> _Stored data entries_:
* begin *

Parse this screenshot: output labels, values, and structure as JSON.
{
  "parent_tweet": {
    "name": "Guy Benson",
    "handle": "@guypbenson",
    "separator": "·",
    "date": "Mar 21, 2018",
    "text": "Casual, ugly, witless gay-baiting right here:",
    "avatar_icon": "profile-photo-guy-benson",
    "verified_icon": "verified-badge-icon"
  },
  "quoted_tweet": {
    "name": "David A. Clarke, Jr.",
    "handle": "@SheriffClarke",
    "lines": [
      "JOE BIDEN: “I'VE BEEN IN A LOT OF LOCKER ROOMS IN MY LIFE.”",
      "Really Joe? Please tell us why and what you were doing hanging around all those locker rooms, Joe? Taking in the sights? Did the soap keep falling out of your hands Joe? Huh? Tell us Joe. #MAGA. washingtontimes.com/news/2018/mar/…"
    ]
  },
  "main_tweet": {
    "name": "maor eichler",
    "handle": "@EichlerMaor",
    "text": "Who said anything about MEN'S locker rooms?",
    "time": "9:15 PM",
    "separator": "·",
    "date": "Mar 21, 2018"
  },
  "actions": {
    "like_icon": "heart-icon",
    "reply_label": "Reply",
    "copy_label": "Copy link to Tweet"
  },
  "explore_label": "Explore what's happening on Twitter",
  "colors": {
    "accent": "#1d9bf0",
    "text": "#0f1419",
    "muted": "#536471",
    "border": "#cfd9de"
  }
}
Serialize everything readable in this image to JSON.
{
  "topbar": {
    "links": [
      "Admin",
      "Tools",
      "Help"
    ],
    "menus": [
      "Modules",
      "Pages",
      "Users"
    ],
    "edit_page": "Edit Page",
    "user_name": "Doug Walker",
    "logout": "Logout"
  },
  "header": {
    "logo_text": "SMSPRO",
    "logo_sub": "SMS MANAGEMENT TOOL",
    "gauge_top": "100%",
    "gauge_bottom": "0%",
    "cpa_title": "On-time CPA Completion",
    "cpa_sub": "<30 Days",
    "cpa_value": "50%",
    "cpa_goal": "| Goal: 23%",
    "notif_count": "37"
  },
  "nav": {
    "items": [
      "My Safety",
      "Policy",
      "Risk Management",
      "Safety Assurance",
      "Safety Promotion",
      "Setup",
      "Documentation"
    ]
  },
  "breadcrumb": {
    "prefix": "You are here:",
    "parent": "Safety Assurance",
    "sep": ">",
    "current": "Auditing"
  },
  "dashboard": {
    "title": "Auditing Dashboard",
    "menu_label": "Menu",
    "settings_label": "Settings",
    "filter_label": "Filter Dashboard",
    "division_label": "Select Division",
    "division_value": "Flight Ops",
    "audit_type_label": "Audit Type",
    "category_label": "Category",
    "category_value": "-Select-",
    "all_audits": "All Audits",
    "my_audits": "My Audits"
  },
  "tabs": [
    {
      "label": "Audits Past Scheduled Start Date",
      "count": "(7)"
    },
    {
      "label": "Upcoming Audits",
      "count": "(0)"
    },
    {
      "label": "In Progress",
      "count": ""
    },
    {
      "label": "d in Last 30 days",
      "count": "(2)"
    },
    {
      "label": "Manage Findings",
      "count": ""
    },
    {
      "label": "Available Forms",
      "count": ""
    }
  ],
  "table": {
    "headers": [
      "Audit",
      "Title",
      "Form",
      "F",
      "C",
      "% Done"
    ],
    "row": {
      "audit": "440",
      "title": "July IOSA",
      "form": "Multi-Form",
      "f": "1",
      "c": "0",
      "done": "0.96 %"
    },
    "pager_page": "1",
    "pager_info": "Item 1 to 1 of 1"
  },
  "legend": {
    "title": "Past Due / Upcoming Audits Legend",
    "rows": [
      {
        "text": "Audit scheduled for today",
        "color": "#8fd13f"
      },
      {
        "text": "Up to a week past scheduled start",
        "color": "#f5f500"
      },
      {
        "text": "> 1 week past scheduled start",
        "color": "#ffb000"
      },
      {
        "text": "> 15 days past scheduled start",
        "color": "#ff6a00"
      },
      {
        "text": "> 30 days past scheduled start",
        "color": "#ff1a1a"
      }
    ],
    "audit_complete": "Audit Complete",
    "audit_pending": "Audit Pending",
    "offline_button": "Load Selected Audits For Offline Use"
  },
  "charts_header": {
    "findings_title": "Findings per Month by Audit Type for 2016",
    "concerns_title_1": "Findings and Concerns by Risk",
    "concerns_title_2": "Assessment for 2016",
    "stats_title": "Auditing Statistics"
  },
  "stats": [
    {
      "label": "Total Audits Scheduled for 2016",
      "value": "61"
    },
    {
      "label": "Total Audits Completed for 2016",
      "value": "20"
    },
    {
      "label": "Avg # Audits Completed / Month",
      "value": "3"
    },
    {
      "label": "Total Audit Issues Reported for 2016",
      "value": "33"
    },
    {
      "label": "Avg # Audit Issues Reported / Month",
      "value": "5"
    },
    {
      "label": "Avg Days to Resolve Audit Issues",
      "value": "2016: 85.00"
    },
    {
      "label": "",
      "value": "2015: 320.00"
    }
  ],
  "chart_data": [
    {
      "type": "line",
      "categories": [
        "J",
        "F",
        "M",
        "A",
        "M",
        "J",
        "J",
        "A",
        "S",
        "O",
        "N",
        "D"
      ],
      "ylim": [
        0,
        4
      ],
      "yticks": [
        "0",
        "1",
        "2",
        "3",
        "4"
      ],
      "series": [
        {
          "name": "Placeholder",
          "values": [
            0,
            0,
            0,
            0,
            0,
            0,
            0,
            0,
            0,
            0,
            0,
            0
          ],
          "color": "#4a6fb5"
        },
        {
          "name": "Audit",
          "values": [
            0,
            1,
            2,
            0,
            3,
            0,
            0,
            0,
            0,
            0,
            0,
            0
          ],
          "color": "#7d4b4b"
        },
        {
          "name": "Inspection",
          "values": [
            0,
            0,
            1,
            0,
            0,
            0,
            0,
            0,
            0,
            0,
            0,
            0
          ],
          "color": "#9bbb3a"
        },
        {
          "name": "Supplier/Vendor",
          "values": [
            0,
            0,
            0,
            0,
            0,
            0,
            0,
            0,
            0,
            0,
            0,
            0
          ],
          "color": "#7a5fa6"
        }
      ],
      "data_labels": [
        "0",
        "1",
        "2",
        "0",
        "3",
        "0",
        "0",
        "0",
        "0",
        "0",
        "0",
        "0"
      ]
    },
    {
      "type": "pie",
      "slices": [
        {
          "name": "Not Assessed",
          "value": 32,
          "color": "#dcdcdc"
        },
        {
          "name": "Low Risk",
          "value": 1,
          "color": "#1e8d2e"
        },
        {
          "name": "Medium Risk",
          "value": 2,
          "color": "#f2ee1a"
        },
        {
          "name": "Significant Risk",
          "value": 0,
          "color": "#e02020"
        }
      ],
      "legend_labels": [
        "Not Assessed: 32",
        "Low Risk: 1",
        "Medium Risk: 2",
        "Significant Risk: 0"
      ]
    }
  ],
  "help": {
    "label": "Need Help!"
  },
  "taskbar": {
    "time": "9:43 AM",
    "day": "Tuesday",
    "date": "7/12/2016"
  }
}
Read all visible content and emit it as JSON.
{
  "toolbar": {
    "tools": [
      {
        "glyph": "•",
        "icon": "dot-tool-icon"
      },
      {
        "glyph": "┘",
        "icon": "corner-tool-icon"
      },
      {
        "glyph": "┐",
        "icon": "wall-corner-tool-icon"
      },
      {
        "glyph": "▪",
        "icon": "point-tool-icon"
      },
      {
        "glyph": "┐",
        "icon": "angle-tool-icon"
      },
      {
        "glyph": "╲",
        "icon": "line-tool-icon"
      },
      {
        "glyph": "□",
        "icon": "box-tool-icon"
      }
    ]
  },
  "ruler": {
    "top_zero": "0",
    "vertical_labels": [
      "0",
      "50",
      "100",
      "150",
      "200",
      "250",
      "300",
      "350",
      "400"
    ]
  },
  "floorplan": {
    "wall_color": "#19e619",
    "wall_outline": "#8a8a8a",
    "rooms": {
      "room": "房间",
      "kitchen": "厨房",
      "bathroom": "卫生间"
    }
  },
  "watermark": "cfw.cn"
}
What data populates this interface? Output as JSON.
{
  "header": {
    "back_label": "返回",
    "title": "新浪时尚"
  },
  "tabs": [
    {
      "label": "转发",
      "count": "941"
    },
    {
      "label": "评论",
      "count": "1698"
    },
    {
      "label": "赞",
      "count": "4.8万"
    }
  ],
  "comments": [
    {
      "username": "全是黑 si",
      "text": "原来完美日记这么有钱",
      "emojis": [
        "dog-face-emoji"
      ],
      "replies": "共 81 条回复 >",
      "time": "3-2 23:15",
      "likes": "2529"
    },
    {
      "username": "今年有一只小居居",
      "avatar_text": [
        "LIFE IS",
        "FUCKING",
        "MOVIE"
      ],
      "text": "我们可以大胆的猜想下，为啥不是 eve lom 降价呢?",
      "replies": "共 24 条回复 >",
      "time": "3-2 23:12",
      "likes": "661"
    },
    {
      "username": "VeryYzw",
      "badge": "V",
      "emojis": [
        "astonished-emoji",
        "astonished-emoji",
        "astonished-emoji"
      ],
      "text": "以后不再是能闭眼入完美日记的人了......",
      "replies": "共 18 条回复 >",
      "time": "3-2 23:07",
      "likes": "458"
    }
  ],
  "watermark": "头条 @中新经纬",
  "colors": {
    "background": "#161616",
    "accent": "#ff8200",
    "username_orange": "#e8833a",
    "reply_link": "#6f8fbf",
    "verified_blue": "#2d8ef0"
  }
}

* end *

> _Task directions_: Collect each line of the entries that has the word "week", copying it in full.

> _Finished exercise_:
        "text": "Up to a week past scheduled start",
        "text": "> 1 week past scheduled start",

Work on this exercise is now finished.